Stated task -> In the listing below, locate the lines bearing the word "Lead". Copy every one of them.

Stored data entries
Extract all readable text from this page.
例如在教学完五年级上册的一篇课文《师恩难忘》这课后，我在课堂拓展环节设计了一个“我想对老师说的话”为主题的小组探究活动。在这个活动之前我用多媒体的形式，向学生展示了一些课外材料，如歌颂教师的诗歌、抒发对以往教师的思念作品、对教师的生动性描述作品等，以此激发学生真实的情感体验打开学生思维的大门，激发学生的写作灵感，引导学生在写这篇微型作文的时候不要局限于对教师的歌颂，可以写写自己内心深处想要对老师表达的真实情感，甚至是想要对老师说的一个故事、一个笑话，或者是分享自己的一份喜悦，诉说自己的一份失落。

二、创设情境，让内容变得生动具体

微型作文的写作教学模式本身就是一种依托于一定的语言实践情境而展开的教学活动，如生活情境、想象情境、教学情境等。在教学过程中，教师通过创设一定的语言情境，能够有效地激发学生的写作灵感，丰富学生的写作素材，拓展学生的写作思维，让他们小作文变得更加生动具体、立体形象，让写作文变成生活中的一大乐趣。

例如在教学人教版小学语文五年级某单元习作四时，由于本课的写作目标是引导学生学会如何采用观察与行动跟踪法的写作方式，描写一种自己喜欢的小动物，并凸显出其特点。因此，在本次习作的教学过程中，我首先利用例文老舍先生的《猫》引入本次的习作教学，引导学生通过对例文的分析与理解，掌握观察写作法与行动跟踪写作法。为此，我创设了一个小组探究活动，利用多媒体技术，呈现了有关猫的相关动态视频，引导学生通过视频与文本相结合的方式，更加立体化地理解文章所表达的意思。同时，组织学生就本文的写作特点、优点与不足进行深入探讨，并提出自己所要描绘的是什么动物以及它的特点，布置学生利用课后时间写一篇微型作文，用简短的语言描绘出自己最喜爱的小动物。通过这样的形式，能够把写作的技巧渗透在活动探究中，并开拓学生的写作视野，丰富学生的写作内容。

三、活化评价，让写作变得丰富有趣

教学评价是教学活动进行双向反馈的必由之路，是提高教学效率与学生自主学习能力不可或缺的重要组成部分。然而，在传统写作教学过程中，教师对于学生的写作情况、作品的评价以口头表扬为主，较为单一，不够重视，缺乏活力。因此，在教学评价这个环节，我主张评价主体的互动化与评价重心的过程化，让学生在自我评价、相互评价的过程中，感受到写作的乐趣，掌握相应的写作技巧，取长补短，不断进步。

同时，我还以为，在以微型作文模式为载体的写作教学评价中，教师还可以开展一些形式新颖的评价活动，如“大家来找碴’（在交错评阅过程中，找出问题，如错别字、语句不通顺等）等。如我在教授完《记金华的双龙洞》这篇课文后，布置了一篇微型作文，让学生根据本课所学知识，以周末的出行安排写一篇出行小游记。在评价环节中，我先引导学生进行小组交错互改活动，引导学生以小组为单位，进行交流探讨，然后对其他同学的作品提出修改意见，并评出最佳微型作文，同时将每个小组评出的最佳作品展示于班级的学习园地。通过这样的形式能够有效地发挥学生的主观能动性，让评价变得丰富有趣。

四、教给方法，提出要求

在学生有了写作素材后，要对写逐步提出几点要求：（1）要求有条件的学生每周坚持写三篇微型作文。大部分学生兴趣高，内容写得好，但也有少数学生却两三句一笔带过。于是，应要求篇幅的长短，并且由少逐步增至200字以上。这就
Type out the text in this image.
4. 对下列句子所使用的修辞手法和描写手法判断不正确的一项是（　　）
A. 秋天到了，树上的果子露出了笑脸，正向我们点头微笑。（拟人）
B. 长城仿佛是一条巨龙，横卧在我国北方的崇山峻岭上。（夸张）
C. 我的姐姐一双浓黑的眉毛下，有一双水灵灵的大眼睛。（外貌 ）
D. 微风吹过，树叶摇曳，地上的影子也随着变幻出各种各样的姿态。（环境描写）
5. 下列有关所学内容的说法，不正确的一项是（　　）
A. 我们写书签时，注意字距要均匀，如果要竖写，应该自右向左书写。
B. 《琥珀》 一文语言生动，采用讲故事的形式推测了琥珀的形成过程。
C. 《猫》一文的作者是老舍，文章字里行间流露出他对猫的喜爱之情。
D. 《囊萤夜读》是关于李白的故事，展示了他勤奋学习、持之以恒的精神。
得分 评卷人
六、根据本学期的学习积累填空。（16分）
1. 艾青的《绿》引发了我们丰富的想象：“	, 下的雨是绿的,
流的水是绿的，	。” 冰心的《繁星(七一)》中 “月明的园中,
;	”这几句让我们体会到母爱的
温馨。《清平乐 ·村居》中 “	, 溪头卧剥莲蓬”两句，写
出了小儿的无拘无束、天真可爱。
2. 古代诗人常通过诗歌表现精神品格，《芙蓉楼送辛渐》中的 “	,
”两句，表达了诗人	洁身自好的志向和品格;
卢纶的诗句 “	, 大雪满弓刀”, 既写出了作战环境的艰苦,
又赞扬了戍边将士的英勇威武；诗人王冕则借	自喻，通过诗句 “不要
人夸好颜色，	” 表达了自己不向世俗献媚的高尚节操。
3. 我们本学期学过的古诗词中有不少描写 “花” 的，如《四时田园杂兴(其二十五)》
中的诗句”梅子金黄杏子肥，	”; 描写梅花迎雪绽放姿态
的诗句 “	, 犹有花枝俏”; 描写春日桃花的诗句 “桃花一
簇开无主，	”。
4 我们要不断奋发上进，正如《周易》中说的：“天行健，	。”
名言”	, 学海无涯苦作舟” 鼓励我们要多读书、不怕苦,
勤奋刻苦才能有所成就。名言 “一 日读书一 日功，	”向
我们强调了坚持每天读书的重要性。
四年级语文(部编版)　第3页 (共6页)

* * *

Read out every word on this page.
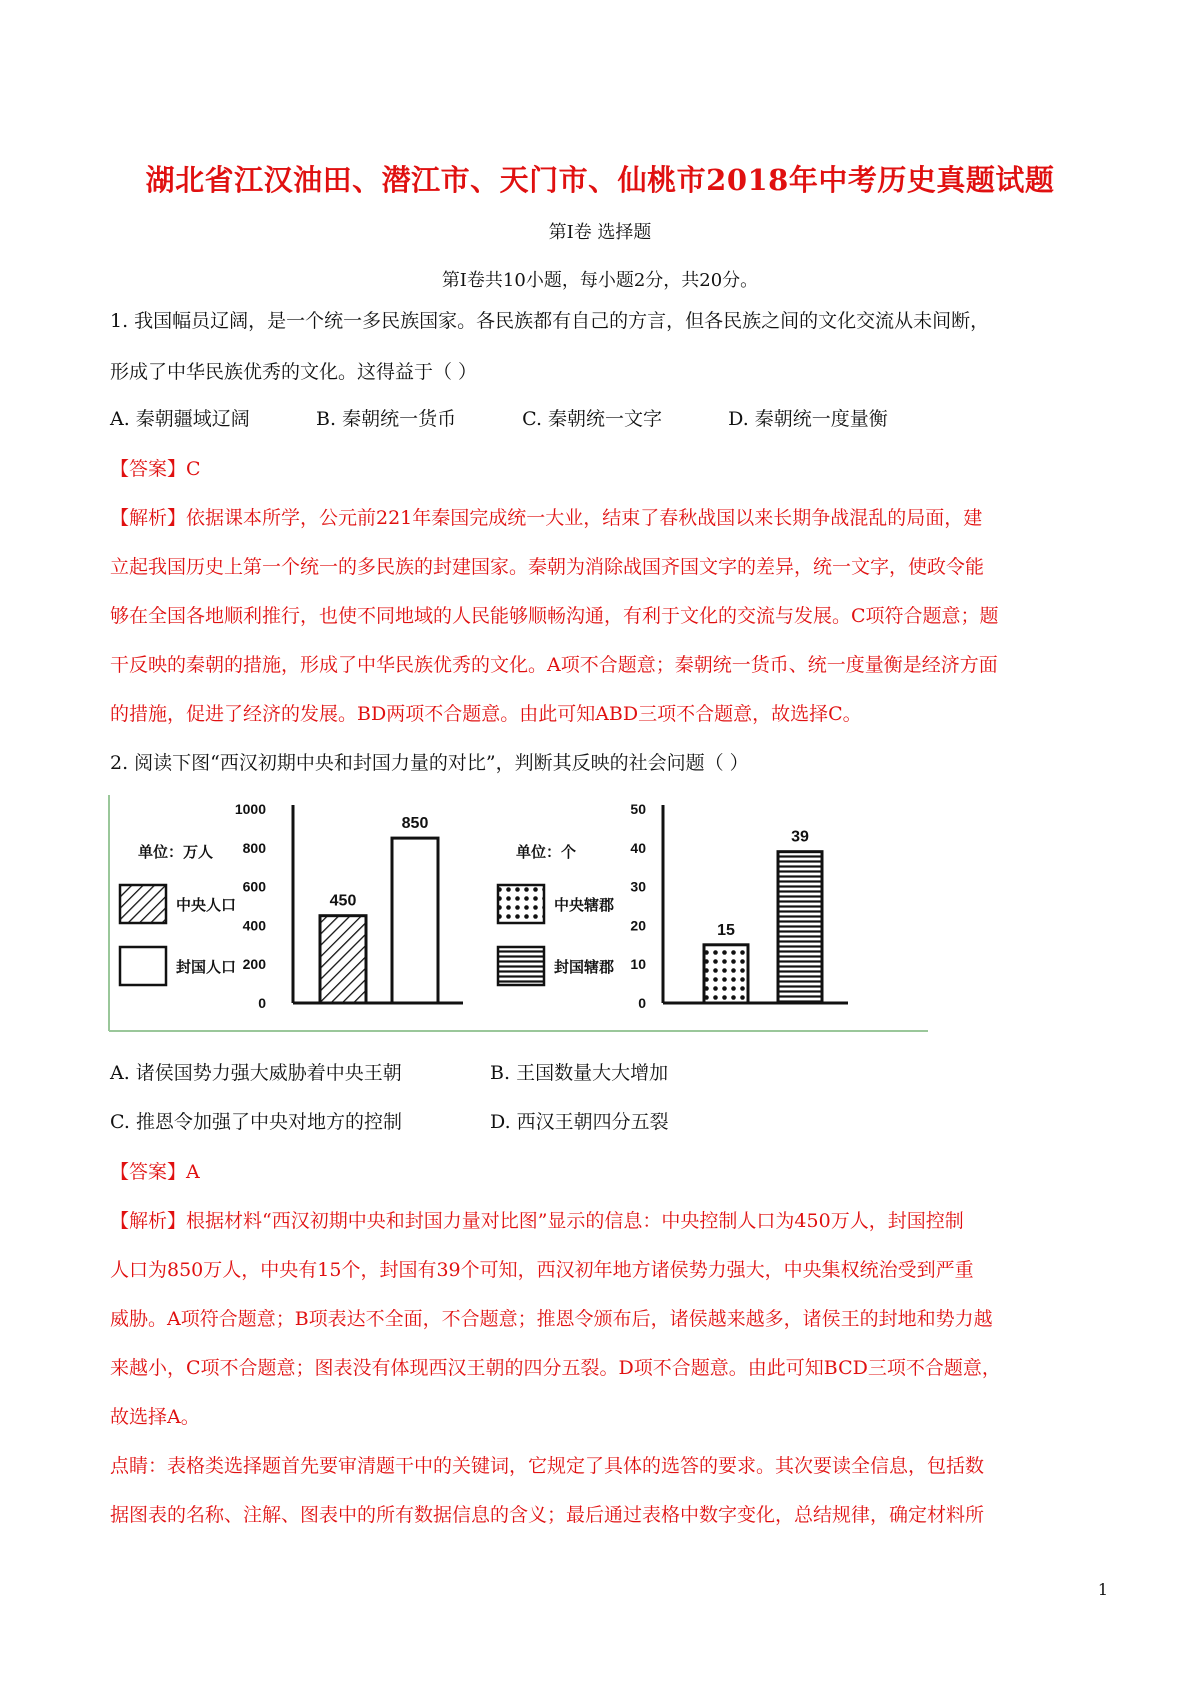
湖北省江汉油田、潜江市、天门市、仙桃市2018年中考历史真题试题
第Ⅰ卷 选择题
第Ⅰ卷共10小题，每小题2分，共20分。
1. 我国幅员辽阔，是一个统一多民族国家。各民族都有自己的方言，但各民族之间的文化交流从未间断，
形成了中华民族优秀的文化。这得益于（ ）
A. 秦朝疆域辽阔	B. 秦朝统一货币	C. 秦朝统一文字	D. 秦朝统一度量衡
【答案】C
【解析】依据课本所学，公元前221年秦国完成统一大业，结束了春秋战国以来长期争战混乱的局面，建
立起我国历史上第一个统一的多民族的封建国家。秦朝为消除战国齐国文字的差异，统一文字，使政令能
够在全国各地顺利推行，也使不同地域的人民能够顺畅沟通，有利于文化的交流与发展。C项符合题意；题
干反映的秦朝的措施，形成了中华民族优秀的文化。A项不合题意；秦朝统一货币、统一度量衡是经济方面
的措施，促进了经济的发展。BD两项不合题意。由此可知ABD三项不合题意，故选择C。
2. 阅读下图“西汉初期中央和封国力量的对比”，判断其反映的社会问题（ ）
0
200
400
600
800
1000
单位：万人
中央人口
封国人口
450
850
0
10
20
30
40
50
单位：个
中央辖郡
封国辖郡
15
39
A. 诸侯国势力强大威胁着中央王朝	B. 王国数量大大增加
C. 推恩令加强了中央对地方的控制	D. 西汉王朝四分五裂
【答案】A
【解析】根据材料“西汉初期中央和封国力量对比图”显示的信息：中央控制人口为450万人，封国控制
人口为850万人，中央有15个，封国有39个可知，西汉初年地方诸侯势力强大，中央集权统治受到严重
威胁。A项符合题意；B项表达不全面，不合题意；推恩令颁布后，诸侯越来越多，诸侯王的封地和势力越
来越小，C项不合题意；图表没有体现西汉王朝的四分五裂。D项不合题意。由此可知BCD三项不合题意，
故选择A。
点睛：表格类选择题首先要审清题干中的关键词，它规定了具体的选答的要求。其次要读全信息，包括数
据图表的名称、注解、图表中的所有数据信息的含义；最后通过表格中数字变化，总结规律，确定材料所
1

==

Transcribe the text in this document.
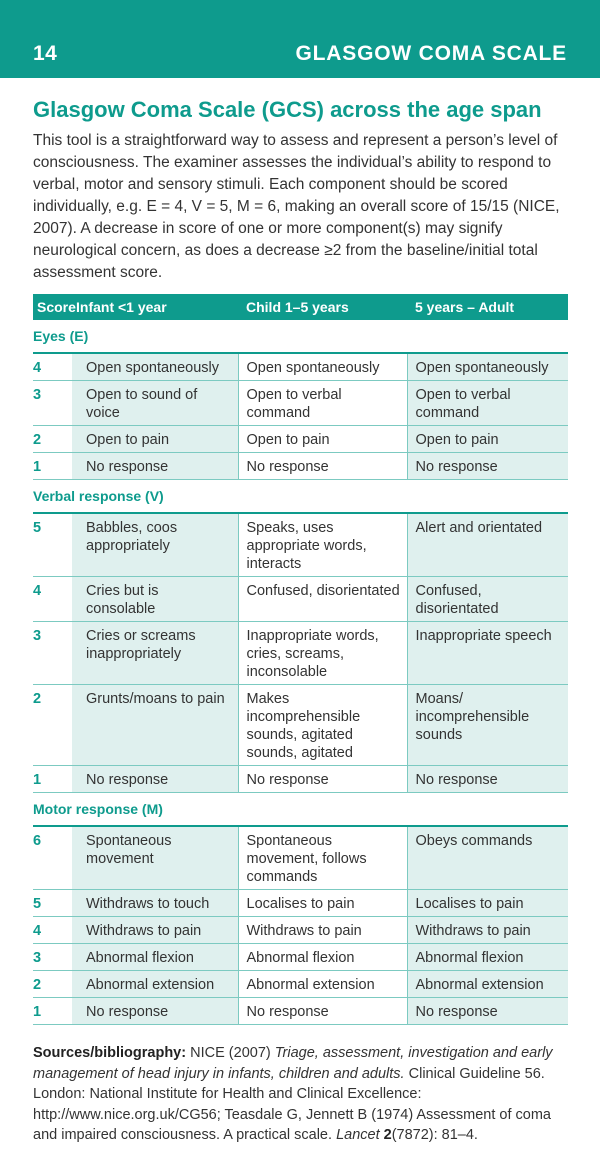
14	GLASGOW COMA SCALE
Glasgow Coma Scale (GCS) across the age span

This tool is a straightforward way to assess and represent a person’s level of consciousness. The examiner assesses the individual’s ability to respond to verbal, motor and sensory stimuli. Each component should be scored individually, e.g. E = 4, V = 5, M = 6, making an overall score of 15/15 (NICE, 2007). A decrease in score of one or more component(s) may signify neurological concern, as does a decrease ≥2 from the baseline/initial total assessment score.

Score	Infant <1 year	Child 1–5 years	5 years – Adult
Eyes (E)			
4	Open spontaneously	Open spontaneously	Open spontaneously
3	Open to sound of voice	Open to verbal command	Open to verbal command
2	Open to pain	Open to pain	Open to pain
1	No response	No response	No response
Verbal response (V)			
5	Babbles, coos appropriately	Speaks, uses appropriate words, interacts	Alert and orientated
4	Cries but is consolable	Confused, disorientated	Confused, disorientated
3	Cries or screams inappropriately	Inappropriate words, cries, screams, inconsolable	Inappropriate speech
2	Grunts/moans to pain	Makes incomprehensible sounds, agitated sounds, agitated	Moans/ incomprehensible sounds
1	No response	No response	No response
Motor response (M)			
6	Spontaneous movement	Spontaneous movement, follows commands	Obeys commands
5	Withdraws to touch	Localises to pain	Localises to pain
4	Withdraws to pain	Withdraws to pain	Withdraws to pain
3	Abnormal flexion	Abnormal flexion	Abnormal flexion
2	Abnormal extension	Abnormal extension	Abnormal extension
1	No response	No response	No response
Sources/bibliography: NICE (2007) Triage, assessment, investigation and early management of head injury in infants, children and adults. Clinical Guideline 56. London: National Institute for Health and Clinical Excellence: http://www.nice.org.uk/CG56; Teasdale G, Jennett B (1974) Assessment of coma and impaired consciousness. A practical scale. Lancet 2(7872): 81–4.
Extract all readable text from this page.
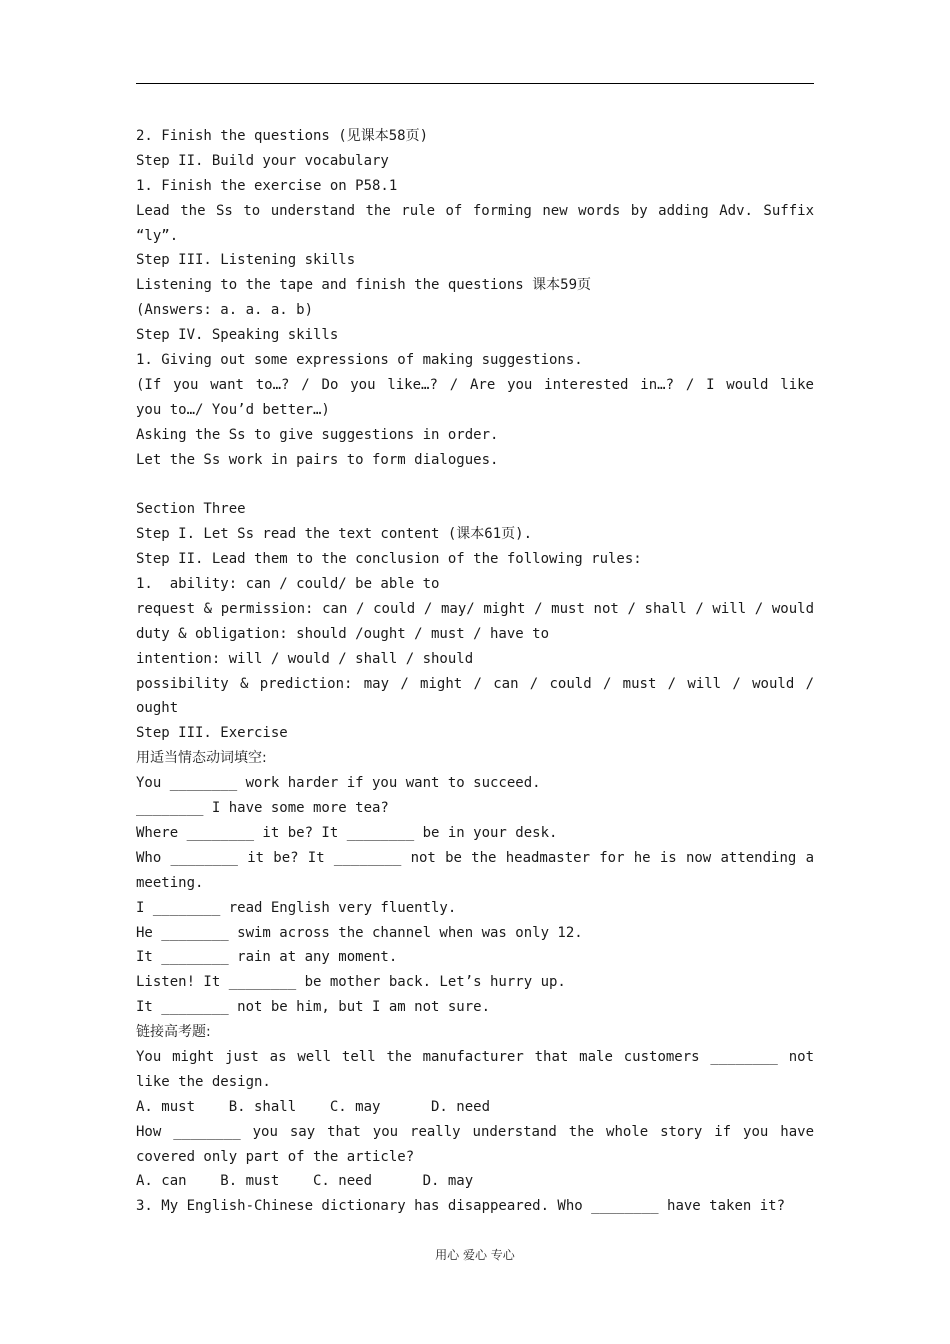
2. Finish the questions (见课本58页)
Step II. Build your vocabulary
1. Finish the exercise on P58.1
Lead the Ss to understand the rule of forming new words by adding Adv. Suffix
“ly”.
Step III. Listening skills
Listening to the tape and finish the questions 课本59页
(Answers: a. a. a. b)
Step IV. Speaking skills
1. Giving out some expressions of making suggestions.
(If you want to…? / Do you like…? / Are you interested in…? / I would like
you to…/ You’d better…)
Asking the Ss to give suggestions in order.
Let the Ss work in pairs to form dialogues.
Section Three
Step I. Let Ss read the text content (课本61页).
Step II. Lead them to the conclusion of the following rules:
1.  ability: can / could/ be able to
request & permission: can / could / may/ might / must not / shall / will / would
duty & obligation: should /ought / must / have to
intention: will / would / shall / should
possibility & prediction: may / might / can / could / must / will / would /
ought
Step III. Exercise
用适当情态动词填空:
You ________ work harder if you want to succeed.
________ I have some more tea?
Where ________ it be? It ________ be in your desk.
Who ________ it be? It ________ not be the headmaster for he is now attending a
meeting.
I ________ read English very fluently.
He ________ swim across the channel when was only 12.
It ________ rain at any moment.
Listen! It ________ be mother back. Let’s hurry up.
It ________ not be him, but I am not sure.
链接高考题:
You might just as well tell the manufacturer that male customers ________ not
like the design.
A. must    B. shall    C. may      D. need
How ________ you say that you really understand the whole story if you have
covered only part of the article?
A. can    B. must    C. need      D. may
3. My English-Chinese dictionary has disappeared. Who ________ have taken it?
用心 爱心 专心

Exercise result ->
Lead the Ss to understand the rule of forming new words by adding Adv. Suffix
Step II. Lead them to the conclusion of the following rules:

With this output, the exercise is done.